Write the data out again, character for character, with no images.

◆ ◆ ◆ ◆

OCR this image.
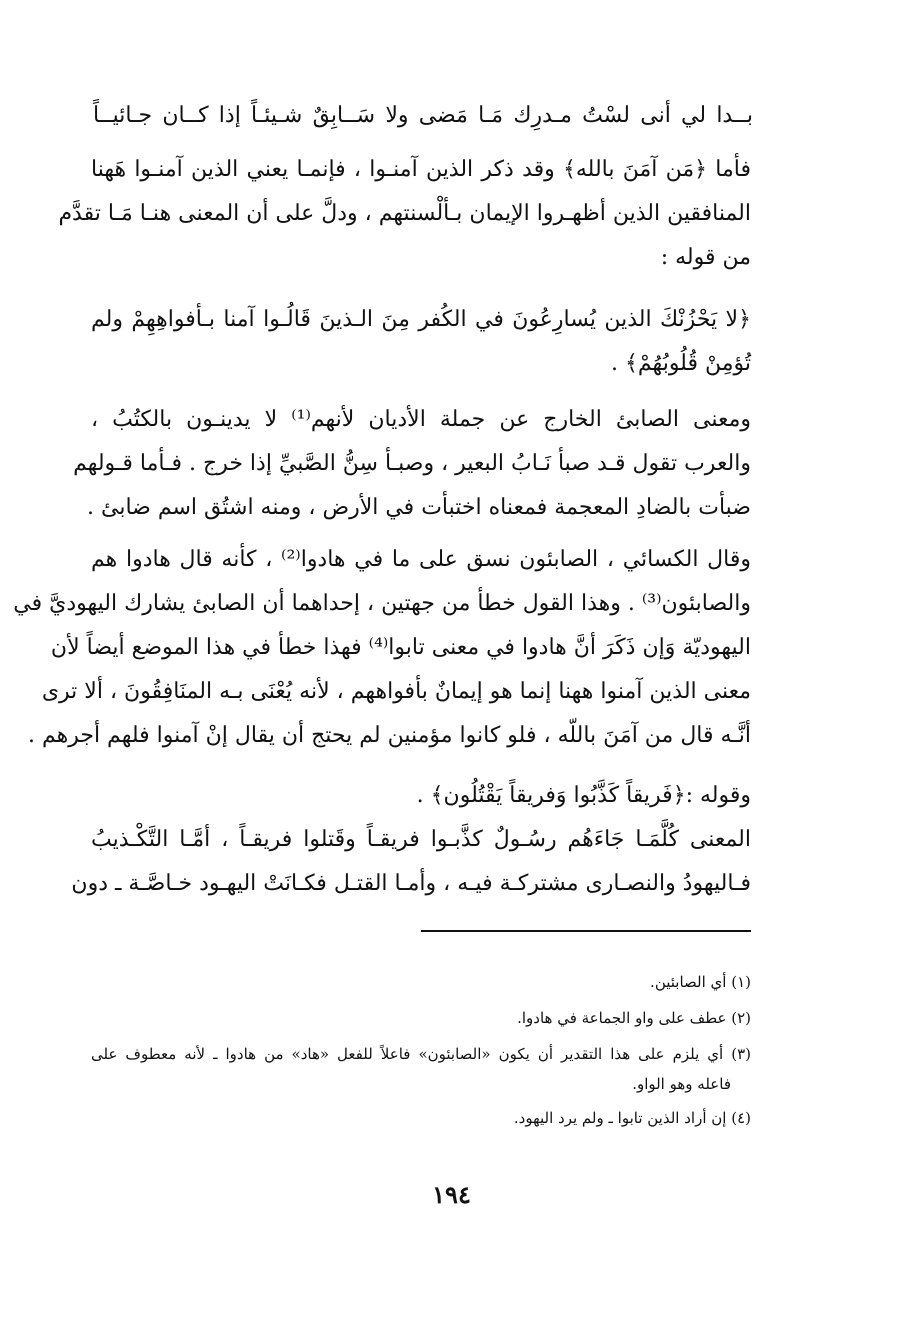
بــدا لي أنى لسْتُ مـدرِك مَـا مَضى ولا سَــابِقٌ شـيئـاً إذا كــان جـائيــاً
فأما ﴿مَن آمَنَ بالله﴾ وقد ذكر الذين آمنـوا ، فإنمـا يعني الذين آمنـوا هَهنا
المنافقين الذين أظهـروا الإيمان بـألْسنتهم ، ودلَّ على أن المعنى هنـا مَـا تقدَّم
من قوله :
﴿لا يَحْزُنْكَ الذين يُسارِعُونَ في الكُفر مِنَ الـذينَ قَالُـوا آمنا بـأفواهِهِمْ ولم
تُؤمِنْ قُلُوبُهُمْ﴾ .
ومعنى الصابئ الخارج عن جملة الأديان لأنهم⁽¹⁾ لا يدينـون بالكتُبُ ،
والعرب تقول قـد صبأ نَـابُ البعير ، وصبـأ سِنُّ الصَّبيِّ إذا خرج . فـأما قـولهم
ضبأت بالضادِ المعجمة فمعناه اختبأت في الأرض ، ومنه اشتُق اسم ضابئ .
وقال الكسائي ، الصابئون نسق على ما في هادوا⁽²⁾ ، كأنه قال هادوا هم
والصابئون⁽³⁾ . وهذا القول خطأ من جهتين ، إحداهما أن الصابئ يشارك اليهوديَّ في
اليهوديّة وَإن ذَكَرَ أنَّ هادوا في معنى تابوا⁽⁴⁾ فهذا خطأ في هذا الموضع أيضاً لأن
معنى الذين آمنوا ههنا إنما هو إيمانٌ بأفواههم ، لأنه يُعْنَى بـه المنَافِقُونَ ، ألا ترى
أنَّـه قال من آمَنَ باللّه ، فلو كانوا مؤمنين لم يحتج أن يقال إنْ آمنوا فلهم أجرهم .
وقوله :﴿فَريقاً كَذَّبُوا وَفريقاً يَقْتُلُون﴾ .
المعنى كُلَّمَـا جَاءَهُم رسُـولٌ كذَّبـوا فريقـاً وقَتلوا فريقـاً ، أمَّـا التَّكْـذيبُ
فـاليهودُ والنصـارى مشتركـة فيـه ، وأمـا القتـل فكـانَتْ اليهـود خـاصَّـة ـ دون
(١) أي الصابئين.
(٢) عطف على واو الجماعة في هادوا.
(٣) أي يلزم على هذا التقدير أن يكون «الصابئون» فاعلاً للفعل «هاد» من هادوا ـ لأنه معطوف على
فاعله وهو الواو.
(٤) إن أراد الذين تابوا ـ ولم يرد اليهود.
١٩٤
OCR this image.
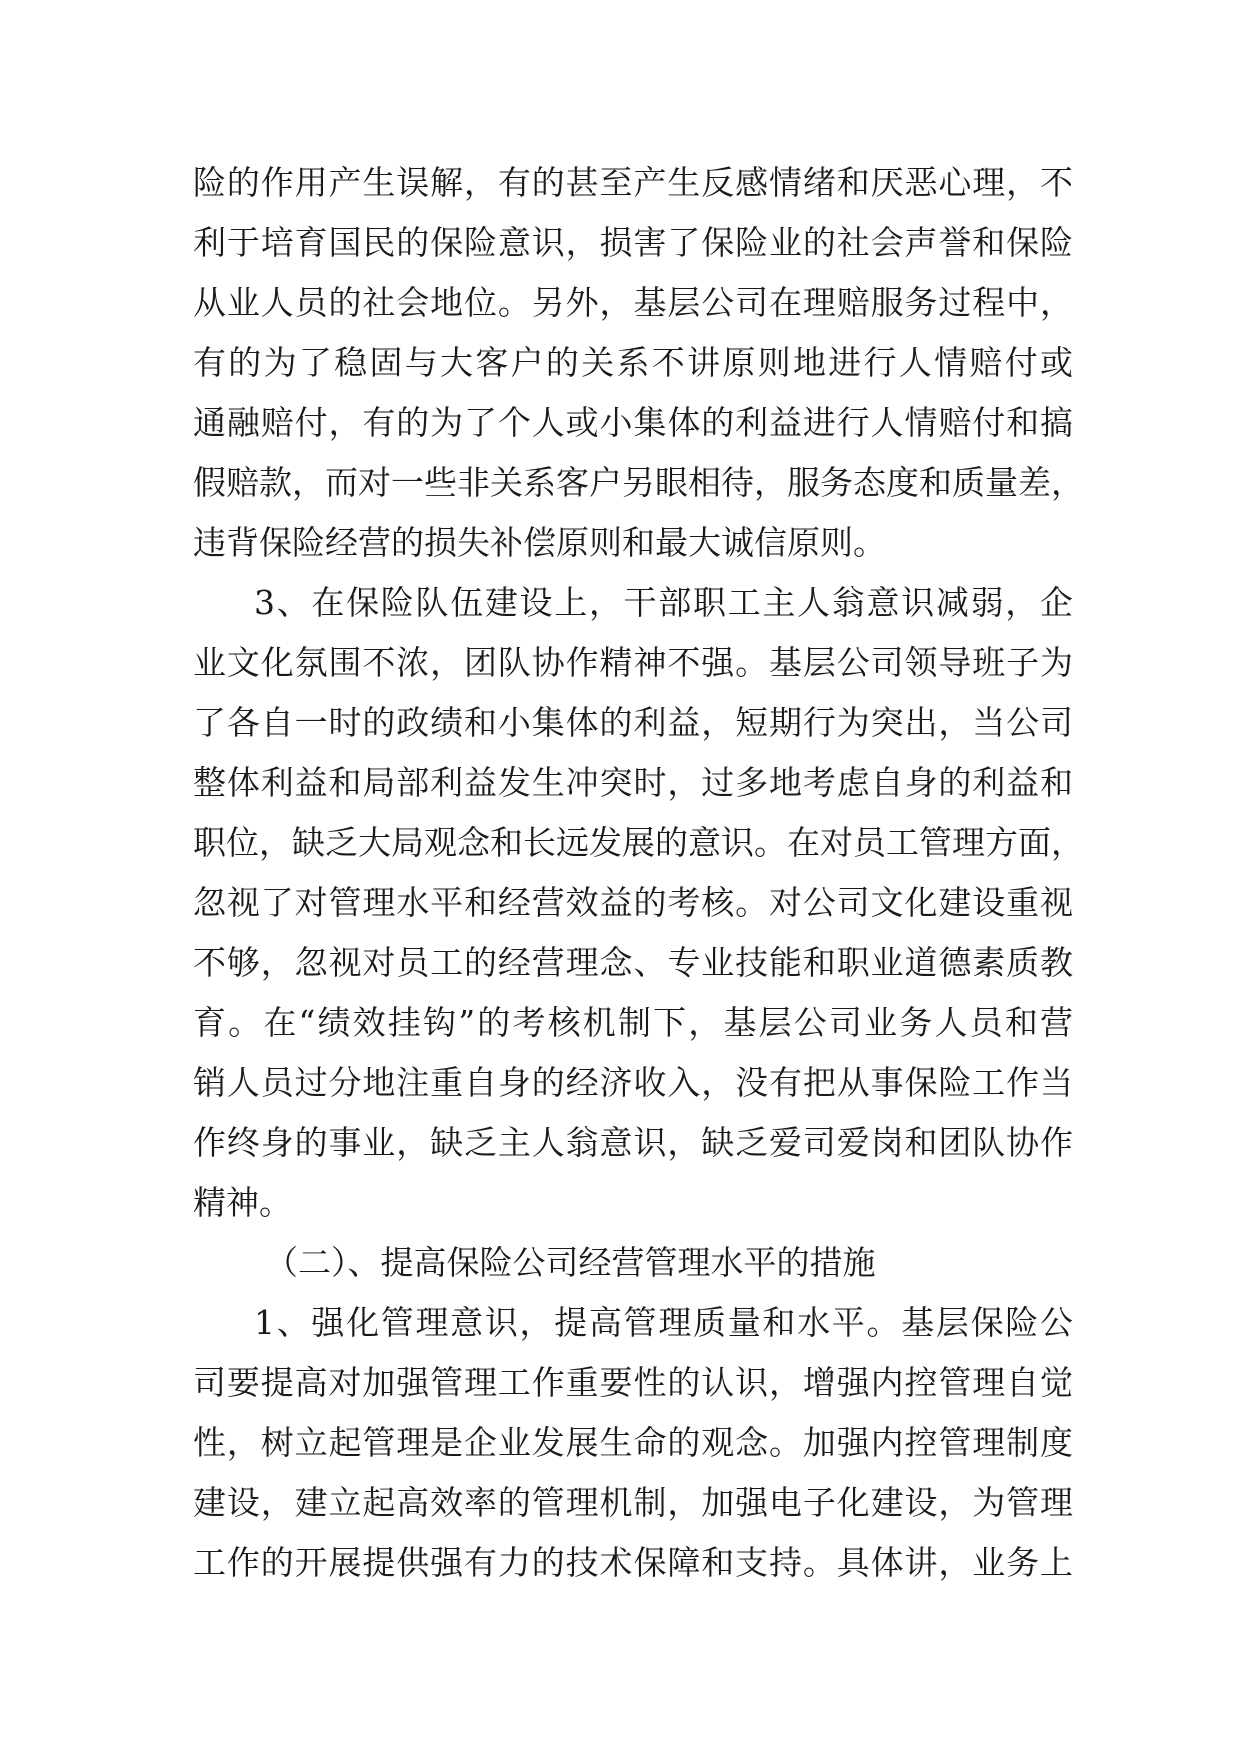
险的作用产生误解，有的甚至产生反感情绪和厌恶心理，不

利于培育国民的保险意识，损害了保险业的社会声誉和保险

从业人员的社会地位。另外，基层公司在理赔服务过程中，

有的为了稳固与大客户的关系不讲原则地进行人情赔付或

通融赔付，有的为了个人或小集体的利益进行人情赔付和搞

假赔款，而对一些非关系客户另眼相待，服务态度和质量差，

违背保险经营的损失补偿原则和最大诚信原则。

3、在保险队伍建设上，干部职工主人翁意识减弱，企

业文化氛围不浓，团队协作精神不强。基层公司领导班子为

了各自一时的政绩和小集体的利益，短期行为突出，当公司

整体利益和局部利益发生冲突时，过多地考虑自身的利益和

职位，缺乏大局观念和长远发展的意识。在对员工管理方面，

忽视了对管理水平和经营效益的考核。对公司文化建设重视

不够，忽视对员工的经营理念、专业技能和职业道德素质教

育。在“绩效挂钩”的考核机制下，基层公司业务人员和营

销人员过分地注重自身的经济收入，没有把从事保险工作当

作终身的事业，缺乏主人翁意识，缺乏爱司爱岗和团队协作

精神。

（二）、提高保险公司经营管理水平的措施

1、强化管理意识，提高管理质量和水平。基层保险公

司要提高对加强管理工作重要性的认识，增强内控管理自觉

性，树立起管理是企业发展生命的观念。加强内控管理制度

建设，建立起高效率的管理机制，加强电子化建设，为管理

工作的开展提供强有力的技术保障和支持。具体讲，业务上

◆ ◆ ◆ ◆

**The answer**
OCR this image.
بــدا لي أنى لسْتُ مـدرِك مَـا مَضى ولا سَــابِقٌ شـيئـاً إذا كــان جـائيــاً
فأما ﴿مَن آمَنَ بالله﴾ وقد ذكر الذين آمنـوا ، فإنمـا يعني الذين آمنـوا هَهنا
المنافقين الذين أظهـروا الإيمان بـألْسنتهم ، ودلَّ على أن المعنى هنـا مَـا تقدَّم
من قوله :
﴿لا يَحْزُنْكَ الذين يُسارِعُونَ في الكُفر مِنَ الـذينَ قَالُـوا آمنا بـأفواهِهِمْ ولم
تُؤمِنْ قُلُوبُهُمْ﴾ .
ومعنى الصابئ الخارج عن جملة الأديان لأنهم⁽¹⁾ لا يدينـون بالكتُبُ ،
والعرب تقول قـد صبأ نَـابُ البعير ، وصبـأ سِنُّ الصَّبيِّ إذا خرج . فـأما قـولهم
ضبأت بالضادِ المعجمة فمعناه اختبأت في الأرض ، ومنه اشتُق اسم ضابئ .
وقال الكسائي ، الصابئون نسق على ما في هادوا⁽²⁾ ، كأنه قال هادوا هم
والصابئون⁽³⁾ . وهذا القول خطأ من جهتين ، إحداهما أن الصابئ يشارك اليهوديَّ في
اليهوديّة وَإن ذَكَرَ أنَّ هادوا في معنى تابوا⁽⁴⁾ فهذا خطأ في هذا الموضع أيضاً لأن
معنى الذين آمنوا ههنا إنما هو إيمانٌ بأفواههم ، لأنه يُعْنَى بـه المنَافِقُونَ ، ألا ترى
أنَّـه قال من آمَنَ باللّه ، فلو كانوا مؤمنين لم يحتج أن يقال إنْ آمنوا فلهم أجرهم .
وقوله :﴿فَريقاً كَذَّبُوا وَفريقاً يَقْتُلُون﴾ .
المعنى كُلَّمَـا جَاءَهُم رسُـولٌ كذَّبـوا فريقـاً وقَتلوا فريقـاً ، أمَّـا التَّكْـذيبُ
فـاليهودُ والنصـارى مشتركـة فيـه ، وأمـا القتـل فكـانَتْ اليهـود خـاصَّـة ـ دون
(١) أي الصابئين.
(٢) عطف على واو الجماعة في هادوا.
(٣) أي يلزم على هذا التقدير أن يكون «الصابئون» فاعلاً للفعل «هاد» من هادوا ـ لأنه معطوف على
فاعله وهو الواو.
(٤) إن أراد الذين تابوا ـ ولم يرد اليهود.
١٩٤
OCR this image.
险的作用产生误解，有的甚至产生反感情绪和厌恶心理，不

利于培育国民的保险意识，损害了保险业的社会声誉和保险

从业人员的社会地位。另外，基层公司在理赔服务过程中，

有的为了稳固与大客户的关系不讲原则地进行人情赔付或

通融赔付，有的为了个人或小集体的利益进行人情赔付和搞

假赔款，而对一些非关系客户另眼相待，服务态度和质量差，

违背保险经营的损失补偿原则和最大诚信原则。

3、在保险队伍建设上，干部职工主人翁意识减弱，企

业文化氛围不浓，团队协作精神不强。基层公司领导班子为

了各自一时的政绩和小集体的利益，短期行为突出，当公司

整体利益和局部利益发生冲突时，过多地考虑自身的利益和

职位，缺乏大局观念和长远发展的意识。在对员工管理方面，

忽视了对管理水平和经营效益的考核。对公司文化建设重视

不够，忽视对员工的经营理念、专业技能和职业道德素质教

育。在“绩效挂钩”的考核机制下，基层公司业务人员和营

销人员过分地注重自身的经济收入，没有把从事保险工作当

作终身的事业，缺乏主人翁意识，缺乏爱司爱岗和团队协作

精神。

（二）、提高保险公司经营管理水平的措施

1、强化管理意识，提高管理质量和水平。基层保险公

司要提高对加强管理工作重要性的认识，增强内控管理自觉

性，树立起管理是企业发展生命的观念。加强内控管理制度

建设，建立起高效率的管理机制，加强电子化建设，为管理

工作的开展提供强有力的技术保障和支持。具体讲，业务上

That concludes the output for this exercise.